Quote the material exactly from the line that contains "Output a JSON" through its last line. Any pictures are to be left out.
◆ ◆ ◆ ◆ ◆
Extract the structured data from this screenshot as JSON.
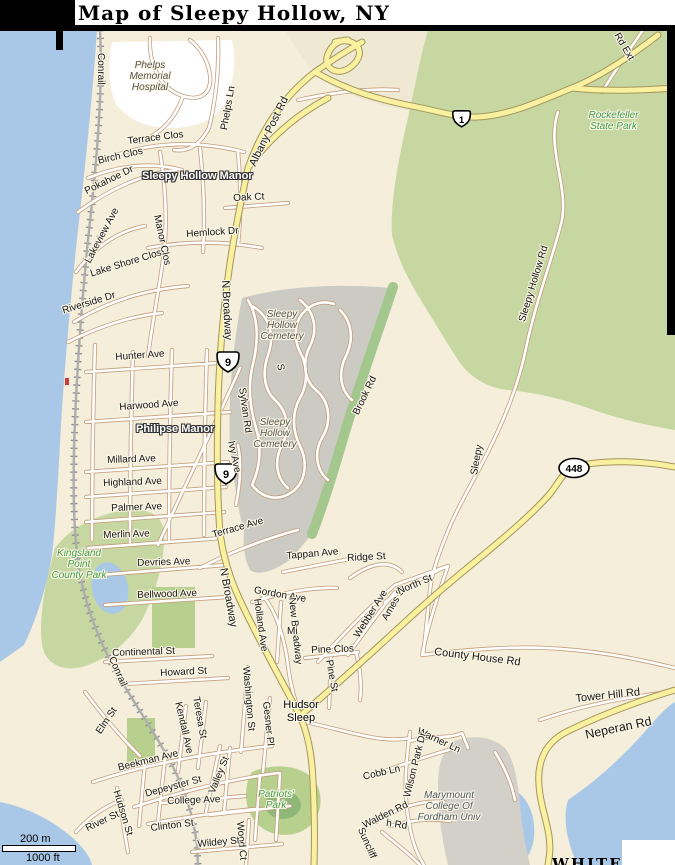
{
  "title": "Map of Sleepy Hollow, NY",
  "scale_bar": {
    "metric": "200 m",
    "imperial": "1000 ft"
  },
  "route_shields": {
    "us9": "9",
    "ny448": "448",
    "route1": "1"
  },
  "colors": {
    "water": "#A9C7E6",
    "park_green": "#C6D7A1",
    "cemetery_gray": "#CBCBC3",
    "major_road": "#FAF1A0",
    "minor_casing": "#C49E7C",
    "land": "#F4EEDA"
  },
  "labels": {
    "conrail_north": "Conrail",
    "conrail_south": "Conrail",
    "phelps_hospital": "Phelps\nMemorial\nHospital",
    "phelps_ln": "Phelps Ln",
    "albany_post_rd": "Albany Post Rd",
    "rd_ext": "Rd Ext",
    "rockefeller_state_park": "Rockefeller\nState Park",
    "terrace_clos": "Terrace Clos",
    "birch_clos": "Birch Clos",
    "sleepy_hollow_manor": "Sleepy Hollow Manor",
    "pokahoe_dr": "Pokahoe Dr",
    "oak_ct": "Oak Ct",
    "lakeview_ave": "Lakeview Ave",
    "manor_clos": "Manor Clos",
    "hemlock_dr": "Hemlock Dr",
    "lake_shore_clos": "Lake Shore Clos",
    "riverside_dr": "Riverside Dr",
    "n_broadway_upper": "N Broadway",
    "n_broadway_lower": "N Broadway",
    "hunter_ave": "Hunter Ave",
    "sleepy_hollow_cemetery_1": "Sleepy\nHollow\nCemetery",
    "sleepy_hollow_cemetery_2": "Sleepy\nHollow\nCemetery",
    "brook_rd": "Brook Rd",
    "sleepy_hollow_rd": "Sleepy Hollow Rd",
    "sleepy_partial": "Sleepy",
    "s_partial": "S",
    "harwood_ave": "Harwood Ave",
    "philipse_manor": "Philipse Manor",
    "millard_ave": "Millard Ave",
    "sylvan_rd": "Sylvan Rd",
    "ivy_ave": "Ivy Ave",
    "highland_ave": "Highland Ave",
    "palmer_ave": "Palmer Ave",
    "merlin_ave": "Merlin Ave",
    "terrace_ave": "Terrace Ave",
    "kingsland_park": "Kingsland\nPoint\nCounty Park",
    "devries_ave": "Devries Ave",
    "tappan_ave": "Tappan Ave",
    "ridge_st": "Ridge St",
    "webber_ave": "Webber Ave",
    "ames_st": "Ames St",
    "north_st": "North St",
    "gordon_ave": "Gordon Ave",
    "bellwood_ave": "Bellwood Ave",
    "county_house_rd": "County House Rd",
    "holland_ave": "Holland Ave",
    "new_broadway": "New Broadway",
    "mi_partial": "Mi",
    "pine_clos": "Pine Clos",
    "pine_st": "Pine St",
    "continental_st": "Continental St",
    "howard_st": "Howard St",
    "elm_st": "Elm St",
    "washington_st": "Washington St",
    "teresa_st": "Teresa St",
    "kendall_ave": "Kendall Ave",
    "gesner_pl": "Gesner Pl",
    "hudson_sleepy": "Hudsor\nSleep",
    "tower_hill_rd": "Tower Hill Rd",
    "neperan_rd": "Neperan Rd",
    "warner_ln": "Warner Ln",
    "wilson_park_dr": "Wilson Park Dr",
    "cobb_ln": "Cobb Ln",
    "marymount": "Marymount\nCollege Of\nFordham Univ",
    "walden_rd": "Walden Rd",
    "beekman_ave": "Beekman Ave",
    "depeyster_st": "Depeyster St",
    "hudson_st": "Hudson St",
    "river_st": "River St",
    "college_ave": "College Ave",
    "clinton_st": "Clinton St",
    "valley_st": "Valley St",
    "patriots_park": "Patriots'\nPark",
    "wood_ct": "Wood Ct",
    "wildey_st": "Wildey St",
    "suncliff": "Suncliff",
    "h_rd": "h Rd",
    "white_cutoff": "WHITE"
  }
}
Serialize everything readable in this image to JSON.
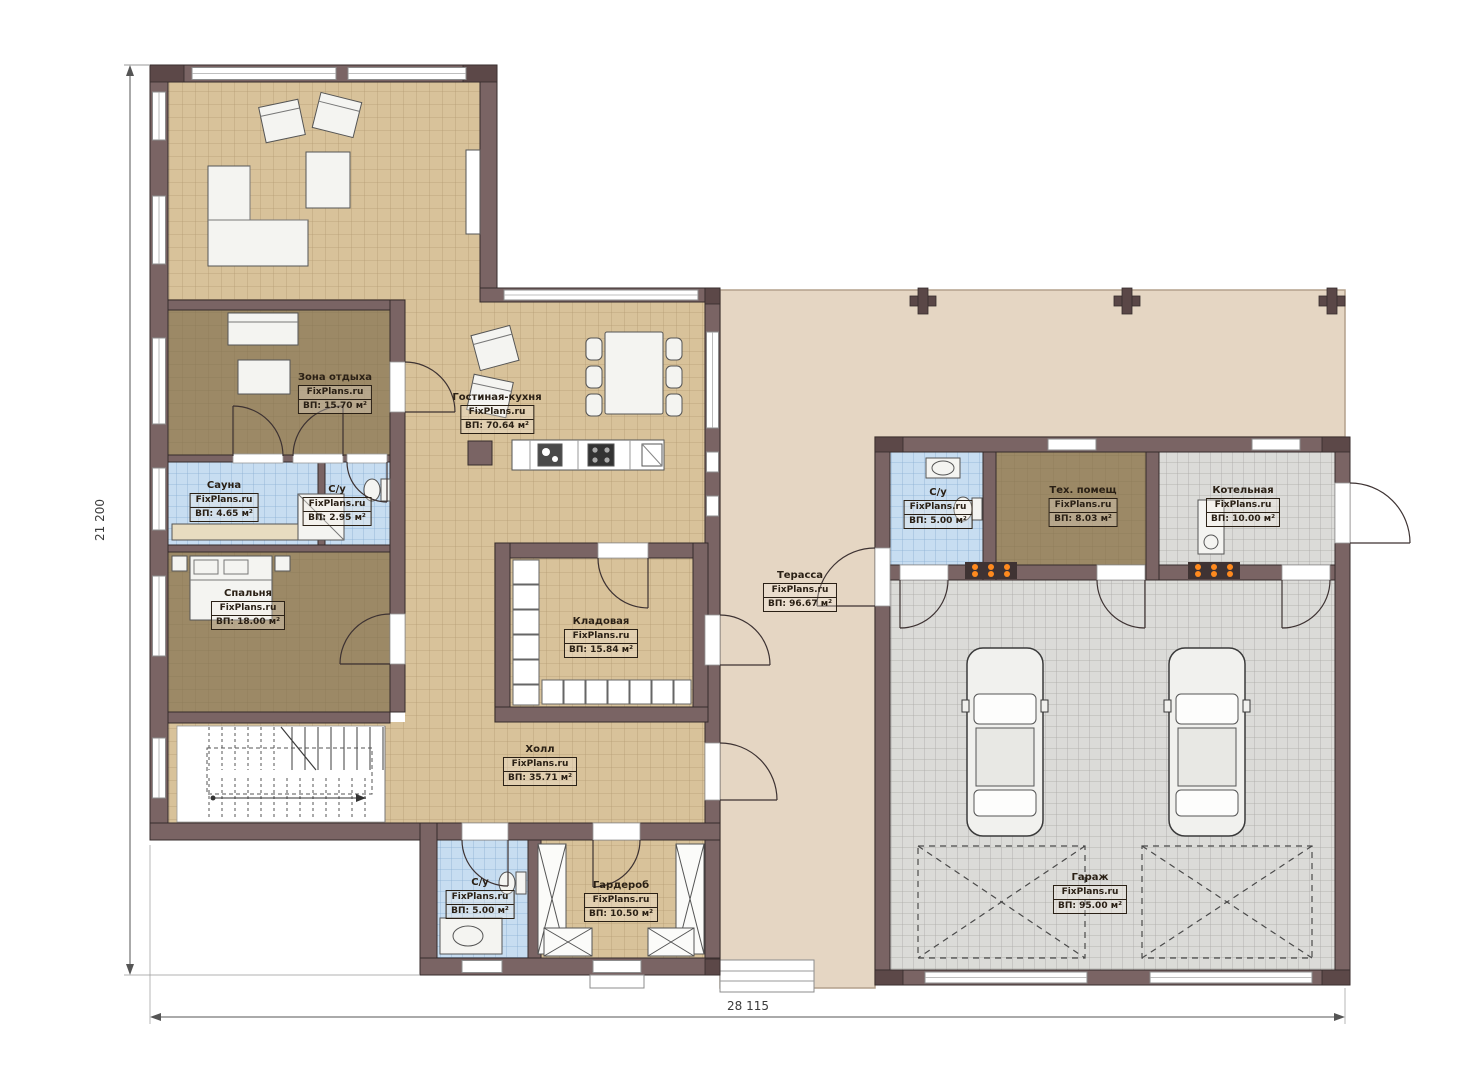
{
  "watermark": "FixPlans.ru",
  "rooms": [
    {
      "name": "Зона отдыха",
      "area": "ВП: 15.70 м²"
    },
    {
      "name": "Гостиная-кухня",
      "area": "ВП: 70.64 м²"
    },
    {
      "name": "Сауна",
      "area": "ВП: 4.65 м²"
    },
    {
      "name": "С/у",
      "area": "ВП: 2.95 м²"
    },
    {
      "name": "Спальня",
      "area": "ВП: 18.00 м²"
    },
    {
      "name": "Кладовая",
      "area": "ВП: 15.84 м²"
    },
    {
      "name": "Холл",
      "area": "ВП: 35.71 м²"
    },
    {
      "name": "С/у",
      "area": "ВП: 5.00 м²"
    },
    {
      "name": "Гардероб",
      "area": "ВП: 10.50 м²"
    },
    {
      "name": "Терасса",
      "area": "ВП: 96.67 м²"
    },
    {
      "name": "С/у",
      "area": "ВП: 5.00 м²"
    },
    {
      "name": "Тех. помещ",
      "area": "ВП: 8.03 м²"
    },
    {
      "name": "Котельная",
      "area": "ВП: 10.00 м²"
    },
    {
      "name": "Гараж",
      "area": "ВП: 95.00 м²"
    }
  ],
  "dimensions": {
    "bottom": "28 115",
    "left": "21 200"
  },
  "colors": {
    "wall": "#7a6464",
    "wall_dark": "#5c4848",
    "tile_beige": "#d8c29a",
    "tile_blue": "#c7ddf1",
    "tile_gray": "#dbdbd8",
    "floor_brown": "#9c8966",
    "terrace": "#e5d6c3",
    "radiator_dots": "#ff8a1e"
  }
}
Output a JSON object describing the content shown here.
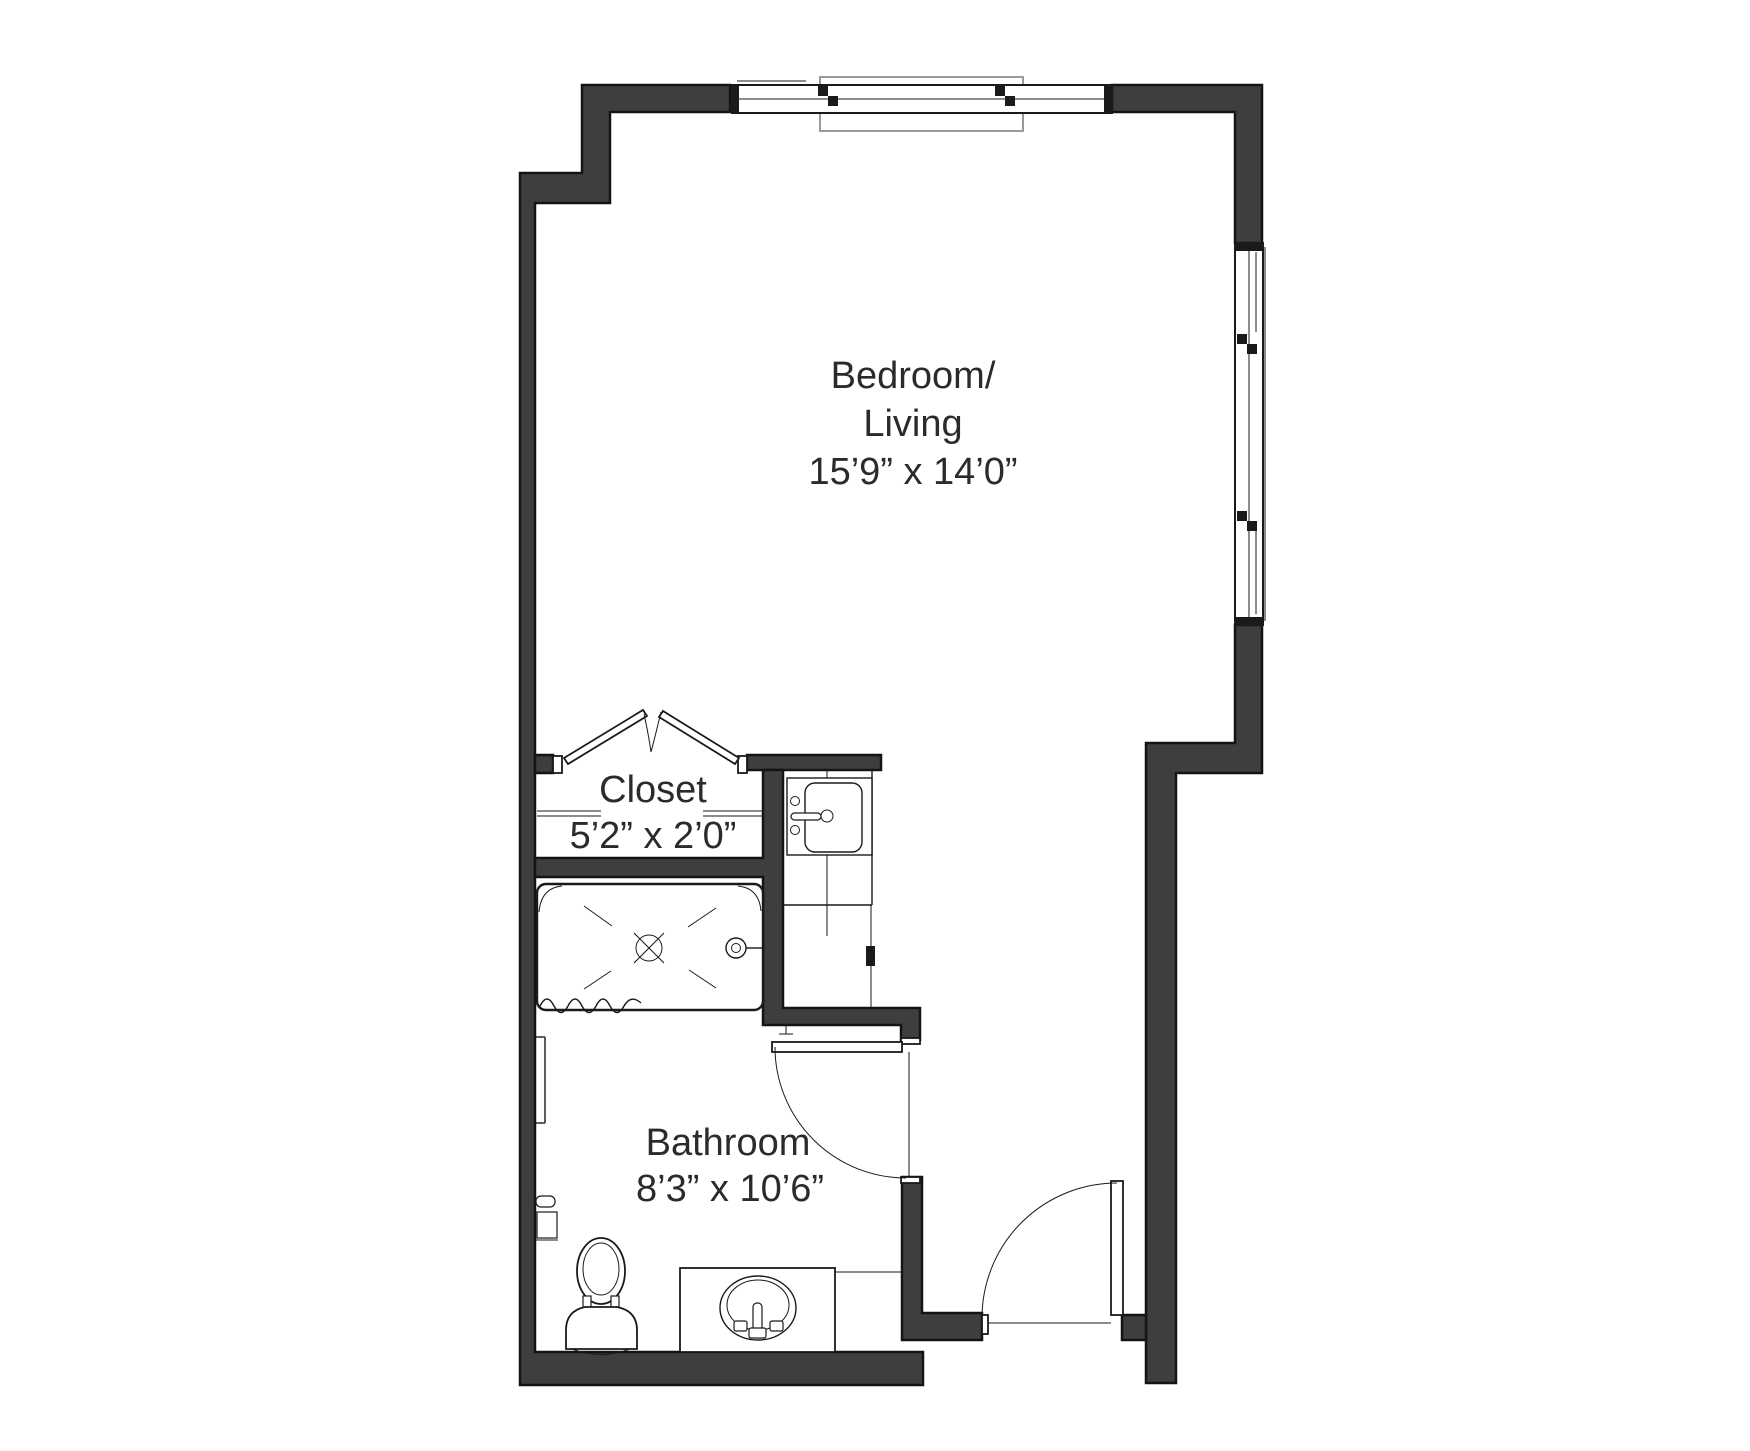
{
  "document_title": "Studio Apartment Floor Plan",
  "colors": {
    "wall_fill": "#3e3e3e",
    "wall_stroke": "#141414",
    "line_color": "#1a1a1a",
    "text_color": "#2b2b2b",
    "casing_color": "#9a9a9a",
    "background": "#ffffff"
  },
  "rooms": {
    "bedroom_living": {
      "label_line1": "Bedroom/",
      "label_line2": "Living",
      "dimensions": "15’9” x 14’0”"
    },
    "closet": {
      "label": "Closet",
      "dimensions": "5’2” x 2’0”"
    },
    "bathroom": {
      "label": "Bathroom",
      "dimensions": "8’3” x 10’6”"
    }
  }
}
◆ ◆ ◆ ◆ ◆
▶ [Exercise result]:
Output a JSON object describing the content shown here.
{
  "document_title": "Studio Apartment Floor Plan",
  "colors": {
    "wall_fill": "#3e3e3e",
    "wall_stroke": "#141414",
    "line_color": "#1a1a1a",
    "text_color": "#2b2b2b",
    "casing_color": "#9a9a9a",
    "background": "#ffffff"
  },
  "rooms": {
    "bedroom_living": {
      "label_line1": "Bedroom/",
      "label_line2": "Living",
      "dimensions": "15’9” x 14’0”"
    },
    "closet": {
      "label": "Closet",
      "dimensions": "5’2” x 2’0”"
    },
    "bathroom": {
      "label": "Bathroom",
      "dimensions": "8’3” x 10’6”"
    }
  }
}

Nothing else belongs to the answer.